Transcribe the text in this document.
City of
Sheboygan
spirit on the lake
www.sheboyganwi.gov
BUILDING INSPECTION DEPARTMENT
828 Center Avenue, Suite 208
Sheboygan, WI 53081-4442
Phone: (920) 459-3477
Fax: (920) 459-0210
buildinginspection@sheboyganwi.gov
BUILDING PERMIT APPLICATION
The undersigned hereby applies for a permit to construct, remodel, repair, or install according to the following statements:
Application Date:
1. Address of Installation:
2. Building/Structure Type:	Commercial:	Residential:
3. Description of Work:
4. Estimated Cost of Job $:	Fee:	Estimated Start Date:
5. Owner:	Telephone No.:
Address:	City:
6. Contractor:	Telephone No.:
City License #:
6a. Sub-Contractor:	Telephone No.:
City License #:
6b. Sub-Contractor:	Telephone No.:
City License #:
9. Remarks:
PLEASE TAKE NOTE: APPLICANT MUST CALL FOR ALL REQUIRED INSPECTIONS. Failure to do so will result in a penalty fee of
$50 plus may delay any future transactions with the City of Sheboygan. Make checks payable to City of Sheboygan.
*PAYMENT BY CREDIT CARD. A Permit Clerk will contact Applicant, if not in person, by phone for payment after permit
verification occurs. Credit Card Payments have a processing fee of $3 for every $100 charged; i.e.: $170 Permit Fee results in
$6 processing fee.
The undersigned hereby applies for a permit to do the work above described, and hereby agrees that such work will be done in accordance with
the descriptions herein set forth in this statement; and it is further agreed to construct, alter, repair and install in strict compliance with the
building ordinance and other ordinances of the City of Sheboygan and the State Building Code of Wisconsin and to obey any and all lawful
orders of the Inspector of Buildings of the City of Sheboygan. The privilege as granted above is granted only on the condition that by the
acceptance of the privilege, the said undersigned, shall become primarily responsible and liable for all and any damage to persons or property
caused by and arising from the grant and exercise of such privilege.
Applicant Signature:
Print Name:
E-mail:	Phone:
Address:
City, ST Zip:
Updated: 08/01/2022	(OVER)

════

Would you write down every record again, exactly?

● The completed task
Transcribe the text in this document.
City of
Sheboygan
spirit on the lake
www.sheboyganwi.gov
BUILDING INSPECTION DEPARTMENT
828 Center Avenue, Suite 208
Sheboygan, WI 53081-4442
Phone: (920) 459-3477
Fax: (920) 459-0210
buildinginspection@sheboyganwi.gov
BUILDING PERMIT APPLICATION
The undersigned hereby applies for a permit to construct, remodel, repair, or install according to the following statements:
Application Date:
1. Address of Installation:
2. Building/Structure Type:	Commercial:	Residential:
3. Description of Work:
4. Estimated Cost of Job $:	Fee:	Estimated Start Date:
5. Owner:	Telephone No.:
Address:	City:
6. Contractor:	Telephone No.:
City License #:
6a. Sub-Contractor:	Telephone No.:
City License #:
6b. Sub-Contractor:	Telephone No.:
City License #:
9. Remarks:
PLEASE TAKE NOTE: APPLICANT MUST CALL FOR ALL REQUIRED INSPECTIONS. Failure to do so will result in a penalty fee of
$50 plus may delay any future transactions with the City of Sheboygan. Make checks payable to City of Sheboygan.
*PAYMENT BY CREDIT CARD. A Permit Clerk will contact Applicant, if not in person, by phone for payment after permit
verification occurs. Credit Card Payments have a processing fee of $3 for every $100 charged; i.e.: $170 Permit Fee results in
$6 processing fee.
The undersigned hereby applies for a permit to do the work above described, and hereby agrees that such work will be done in accordance with
the descriptions herein set forth in this statement; and it is further agreed to construct, alter, repair and install in strict compliance with the
building ordinance and other ordinances of the City of Sheboygan and the State Building Code of Wisconsin and to obey any and all lawful
orders of the Inspector of Buildings of the City of Sheboygan. The privilege as granted above is granted only on the condition that by the
acceptance of the privilege, the said undersigned, shall become primarily responsible and liable for all and any damage to persons or property
caused by and arising from the grant and exercise of such privilege.
Applicant Signature:
Print Name:
E-mail:	Phone:
Address:
City, ST Zip:
Updated: 08/01/2022	(OVER)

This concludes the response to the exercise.